• Directions for this task: Report how many lines in the listing below include the word "Saved". Write nothing besides the number.

------------------------------------------------

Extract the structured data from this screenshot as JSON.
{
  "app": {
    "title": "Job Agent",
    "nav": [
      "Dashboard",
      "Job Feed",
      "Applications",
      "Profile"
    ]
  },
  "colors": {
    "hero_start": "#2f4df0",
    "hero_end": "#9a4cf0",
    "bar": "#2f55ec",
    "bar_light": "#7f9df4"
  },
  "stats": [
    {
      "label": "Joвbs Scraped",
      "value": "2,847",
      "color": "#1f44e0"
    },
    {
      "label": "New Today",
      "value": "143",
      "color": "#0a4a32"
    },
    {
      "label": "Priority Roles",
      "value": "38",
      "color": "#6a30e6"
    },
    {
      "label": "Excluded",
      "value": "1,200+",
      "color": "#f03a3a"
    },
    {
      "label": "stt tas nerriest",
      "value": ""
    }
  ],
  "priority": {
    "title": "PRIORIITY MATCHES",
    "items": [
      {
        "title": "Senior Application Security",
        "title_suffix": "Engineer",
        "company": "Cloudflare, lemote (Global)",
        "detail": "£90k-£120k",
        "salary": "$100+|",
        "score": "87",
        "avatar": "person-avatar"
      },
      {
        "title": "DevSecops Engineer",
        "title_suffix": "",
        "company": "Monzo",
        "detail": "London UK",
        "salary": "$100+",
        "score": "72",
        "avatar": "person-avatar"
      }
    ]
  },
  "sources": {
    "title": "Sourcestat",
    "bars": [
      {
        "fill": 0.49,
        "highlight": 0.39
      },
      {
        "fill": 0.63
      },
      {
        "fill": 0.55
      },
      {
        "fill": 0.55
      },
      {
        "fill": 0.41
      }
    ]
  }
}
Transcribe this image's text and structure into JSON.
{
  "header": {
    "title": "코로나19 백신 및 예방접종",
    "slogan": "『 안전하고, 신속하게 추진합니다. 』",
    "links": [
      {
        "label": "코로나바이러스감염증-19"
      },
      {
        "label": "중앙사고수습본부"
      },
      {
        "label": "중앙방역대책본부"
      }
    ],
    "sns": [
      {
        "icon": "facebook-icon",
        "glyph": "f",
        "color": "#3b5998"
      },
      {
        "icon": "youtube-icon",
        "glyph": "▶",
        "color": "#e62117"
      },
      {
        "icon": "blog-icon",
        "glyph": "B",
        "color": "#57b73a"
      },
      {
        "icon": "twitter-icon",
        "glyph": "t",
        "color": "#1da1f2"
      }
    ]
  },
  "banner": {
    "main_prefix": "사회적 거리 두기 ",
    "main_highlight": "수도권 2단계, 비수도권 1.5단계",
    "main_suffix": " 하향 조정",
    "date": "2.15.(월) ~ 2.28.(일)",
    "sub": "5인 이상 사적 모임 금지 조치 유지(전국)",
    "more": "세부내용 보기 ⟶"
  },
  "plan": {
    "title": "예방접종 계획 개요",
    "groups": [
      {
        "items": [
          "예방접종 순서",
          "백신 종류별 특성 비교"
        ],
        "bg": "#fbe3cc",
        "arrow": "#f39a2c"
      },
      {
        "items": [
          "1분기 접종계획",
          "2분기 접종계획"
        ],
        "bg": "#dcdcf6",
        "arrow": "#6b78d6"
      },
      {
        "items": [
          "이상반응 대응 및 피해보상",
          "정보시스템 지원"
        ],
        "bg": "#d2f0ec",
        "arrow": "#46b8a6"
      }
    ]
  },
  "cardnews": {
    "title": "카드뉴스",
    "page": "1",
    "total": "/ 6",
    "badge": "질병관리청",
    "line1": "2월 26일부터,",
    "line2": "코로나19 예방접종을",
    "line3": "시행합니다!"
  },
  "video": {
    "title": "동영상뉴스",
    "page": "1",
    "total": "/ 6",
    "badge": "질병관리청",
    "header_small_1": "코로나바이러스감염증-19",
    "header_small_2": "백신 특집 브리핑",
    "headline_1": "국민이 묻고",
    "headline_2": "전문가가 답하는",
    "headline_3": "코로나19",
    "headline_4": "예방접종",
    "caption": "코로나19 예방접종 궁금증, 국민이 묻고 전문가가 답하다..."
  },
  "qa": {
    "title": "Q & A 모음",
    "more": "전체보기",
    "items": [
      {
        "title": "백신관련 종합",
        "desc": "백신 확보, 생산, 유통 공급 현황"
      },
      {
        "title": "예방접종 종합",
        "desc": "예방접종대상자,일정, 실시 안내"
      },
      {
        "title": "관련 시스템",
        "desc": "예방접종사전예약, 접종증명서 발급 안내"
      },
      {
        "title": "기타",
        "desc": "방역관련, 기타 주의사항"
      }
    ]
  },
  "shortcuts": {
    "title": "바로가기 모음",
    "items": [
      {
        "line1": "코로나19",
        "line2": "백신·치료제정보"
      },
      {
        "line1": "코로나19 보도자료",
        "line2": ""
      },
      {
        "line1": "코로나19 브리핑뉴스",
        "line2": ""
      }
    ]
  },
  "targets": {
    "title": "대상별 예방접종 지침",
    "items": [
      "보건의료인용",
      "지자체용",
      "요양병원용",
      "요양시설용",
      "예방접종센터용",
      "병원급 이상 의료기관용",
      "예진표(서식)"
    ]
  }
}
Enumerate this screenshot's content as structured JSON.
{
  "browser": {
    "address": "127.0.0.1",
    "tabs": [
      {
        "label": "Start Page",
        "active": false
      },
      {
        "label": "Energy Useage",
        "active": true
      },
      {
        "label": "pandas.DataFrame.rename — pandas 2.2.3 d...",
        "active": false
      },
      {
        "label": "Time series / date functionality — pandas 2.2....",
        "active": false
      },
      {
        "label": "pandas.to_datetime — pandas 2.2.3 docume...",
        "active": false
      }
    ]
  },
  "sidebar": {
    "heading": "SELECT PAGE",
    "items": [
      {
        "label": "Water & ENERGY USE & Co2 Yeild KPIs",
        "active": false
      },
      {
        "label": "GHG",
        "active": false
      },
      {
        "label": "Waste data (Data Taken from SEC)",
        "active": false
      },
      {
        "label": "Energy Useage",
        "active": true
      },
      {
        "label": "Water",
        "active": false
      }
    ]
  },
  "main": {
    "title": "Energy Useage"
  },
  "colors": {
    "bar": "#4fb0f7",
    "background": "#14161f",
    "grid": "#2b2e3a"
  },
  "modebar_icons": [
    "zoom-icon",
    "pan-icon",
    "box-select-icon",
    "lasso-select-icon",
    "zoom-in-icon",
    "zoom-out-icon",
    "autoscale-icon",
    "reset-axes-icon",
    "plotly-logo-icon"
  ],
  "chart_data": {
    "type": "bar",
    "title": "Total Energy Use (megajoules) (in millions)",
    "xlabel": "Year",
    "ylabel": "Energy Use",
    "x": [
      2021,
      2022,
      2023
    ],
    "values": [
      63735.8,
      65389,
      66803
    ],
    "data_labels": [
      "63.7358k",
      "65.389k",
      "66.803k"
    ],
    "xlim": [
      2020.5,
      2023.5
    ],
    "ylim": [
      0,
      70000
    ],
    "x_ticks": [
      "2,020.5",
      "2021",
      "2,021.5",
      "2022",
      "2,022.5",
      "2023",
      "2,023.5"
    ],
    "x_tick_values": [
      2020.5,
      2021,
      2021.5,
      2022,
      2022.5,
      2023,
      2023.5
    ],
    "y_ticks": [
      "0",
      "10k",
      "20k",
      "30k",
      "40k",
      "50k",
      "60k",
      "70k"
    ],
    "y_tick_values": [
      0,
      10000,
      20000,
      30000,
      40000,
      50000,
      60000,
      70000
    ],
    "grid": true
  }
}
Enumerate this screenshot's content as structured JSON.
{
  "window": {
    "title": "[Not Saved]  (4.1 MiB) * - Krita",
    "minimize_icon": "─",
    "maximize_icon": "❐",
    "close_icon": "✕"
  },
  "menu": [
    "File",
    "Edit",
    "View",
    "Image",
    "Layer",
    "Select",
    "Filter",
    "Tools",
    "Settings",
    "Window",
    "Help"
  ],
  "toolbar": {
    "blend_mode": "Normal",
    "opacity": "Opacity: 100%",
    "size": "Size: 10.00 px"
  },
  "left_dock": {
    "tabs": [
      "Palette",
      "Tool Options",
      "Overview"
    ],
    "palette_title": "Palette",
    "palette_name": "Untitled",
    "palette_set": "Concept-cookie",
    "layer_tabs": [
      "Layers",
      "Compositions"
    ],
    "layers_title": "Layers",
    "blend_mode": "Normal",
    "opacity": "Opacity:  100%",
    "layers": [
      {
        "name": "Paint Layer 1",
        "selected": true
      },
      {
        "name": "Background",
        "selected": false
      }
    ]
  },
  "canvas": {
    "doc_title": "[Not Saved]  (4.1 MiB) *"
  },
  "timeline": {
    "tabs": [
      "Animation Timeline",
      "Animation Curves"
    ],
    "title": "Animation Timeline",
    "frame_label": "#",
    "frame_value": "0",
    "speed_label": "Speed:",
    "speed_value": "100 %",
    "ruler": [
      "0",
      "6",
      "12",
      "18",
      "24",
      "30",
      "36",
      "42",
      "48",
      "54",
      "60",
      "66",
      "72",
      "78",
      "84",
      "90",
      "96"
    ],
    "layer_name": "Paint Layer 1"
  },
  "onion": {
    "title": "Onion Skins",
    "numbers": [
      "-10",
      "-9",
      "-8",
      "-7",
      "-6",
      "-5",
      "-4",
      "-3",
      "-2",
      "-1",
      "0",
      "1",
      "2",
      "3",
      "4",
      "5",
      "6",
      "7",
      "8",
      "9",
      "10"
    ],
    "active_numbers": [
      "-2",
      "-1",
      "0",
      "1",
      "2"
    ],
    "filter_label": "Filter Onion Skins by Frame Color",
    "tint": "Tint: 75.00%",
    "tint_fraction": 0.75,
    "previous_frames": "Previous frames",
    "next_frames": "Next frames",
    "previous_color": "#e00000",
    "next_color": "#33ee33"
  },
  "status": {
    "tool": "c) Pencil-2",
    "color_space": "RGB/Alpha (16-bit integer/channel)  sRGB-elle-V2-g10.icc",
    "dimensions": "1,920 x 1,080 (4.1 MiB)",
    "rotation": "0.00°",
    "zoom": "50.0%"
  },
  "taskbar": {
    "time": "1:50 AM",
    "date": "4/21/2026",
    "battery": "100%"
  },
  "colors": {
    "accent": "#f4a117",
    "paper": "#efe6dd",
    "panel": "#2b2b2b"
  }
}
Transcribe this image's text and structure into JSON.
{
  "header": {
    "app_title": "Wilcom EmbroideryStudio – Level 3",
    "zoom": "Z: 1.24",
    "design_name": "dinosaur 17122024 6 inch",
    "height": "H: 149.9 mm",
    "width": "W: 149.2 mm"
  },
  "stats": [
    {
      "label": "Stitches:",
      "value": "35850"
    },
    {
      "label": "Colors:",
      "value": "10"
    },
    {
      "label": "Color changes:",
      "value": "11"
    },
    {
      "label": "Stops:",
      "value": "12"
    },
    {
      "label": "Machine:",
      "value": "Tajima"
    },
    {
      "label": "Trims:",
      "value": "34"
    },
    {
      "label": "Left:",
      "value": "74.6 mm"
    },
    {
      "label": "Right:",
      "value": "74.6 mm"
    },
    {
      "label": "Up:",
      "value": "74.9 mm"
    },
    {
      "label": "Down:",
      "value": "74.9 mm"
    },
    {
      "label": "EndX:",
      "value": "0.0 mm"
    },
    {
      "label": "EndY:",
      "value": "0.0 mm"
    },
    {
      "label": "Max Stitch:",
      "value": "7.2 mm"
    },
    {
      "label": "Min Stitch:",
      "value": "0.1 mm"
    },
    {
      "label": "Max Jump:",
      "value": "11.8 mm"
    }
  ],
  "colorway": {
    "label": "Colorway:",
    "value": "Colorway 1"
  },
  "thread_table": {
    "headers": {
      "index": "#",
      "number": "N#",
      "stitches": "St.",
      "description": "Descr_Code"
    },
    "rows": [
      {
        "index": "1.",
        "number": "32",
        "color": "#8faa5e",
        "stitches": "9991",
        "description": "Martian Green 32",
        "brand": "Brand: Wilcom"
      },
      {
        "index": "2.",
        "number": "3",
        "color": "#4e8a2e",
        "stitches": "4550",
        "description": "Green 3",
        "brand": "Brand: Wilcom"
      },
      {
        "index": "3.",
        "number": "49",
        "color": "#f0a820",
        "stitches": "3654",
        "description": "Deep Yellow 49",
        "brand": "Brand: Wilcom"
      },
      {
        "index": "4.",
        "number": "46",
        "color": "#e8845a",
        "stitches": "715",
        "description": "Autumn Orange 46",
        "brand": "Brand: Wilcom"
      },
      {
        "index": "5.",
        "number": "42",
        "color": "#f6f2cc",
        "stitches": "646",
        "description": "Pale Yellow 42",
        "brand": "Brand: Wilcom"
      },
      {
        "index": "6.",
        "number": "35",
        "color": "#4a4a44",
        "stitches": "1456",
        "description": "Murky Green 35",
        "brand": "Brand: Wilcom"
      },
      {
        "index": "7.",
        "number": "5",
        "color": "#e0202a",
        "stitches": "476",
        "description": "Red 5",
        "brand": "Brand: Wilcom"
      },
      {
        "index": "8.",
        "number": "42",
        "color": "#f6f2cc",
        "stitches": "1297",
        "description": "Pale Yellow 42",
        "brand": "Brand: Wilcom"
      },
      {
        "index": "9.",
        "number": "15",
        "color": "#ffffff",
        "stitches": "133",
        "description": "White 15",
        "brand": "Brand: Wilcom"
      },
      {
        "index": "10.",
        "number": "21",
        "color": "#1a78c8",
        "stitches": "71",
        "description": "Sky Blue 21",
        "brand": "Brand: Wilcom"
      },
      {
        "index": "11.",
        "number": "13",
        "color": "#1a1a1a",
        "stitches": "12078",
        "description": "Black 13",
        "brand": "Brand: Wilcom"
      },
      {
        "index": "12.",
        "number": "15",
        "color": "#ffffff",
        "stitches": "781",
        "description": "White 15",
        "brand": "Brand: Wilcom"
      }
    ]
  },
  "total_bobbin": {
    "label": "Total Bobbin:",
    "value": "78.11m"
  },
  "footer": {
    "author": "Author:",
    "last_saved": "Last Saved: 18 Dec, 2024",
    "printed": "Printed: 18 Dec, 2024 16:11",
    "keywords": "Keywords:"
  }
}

------------------------------------------------

• Final result: 3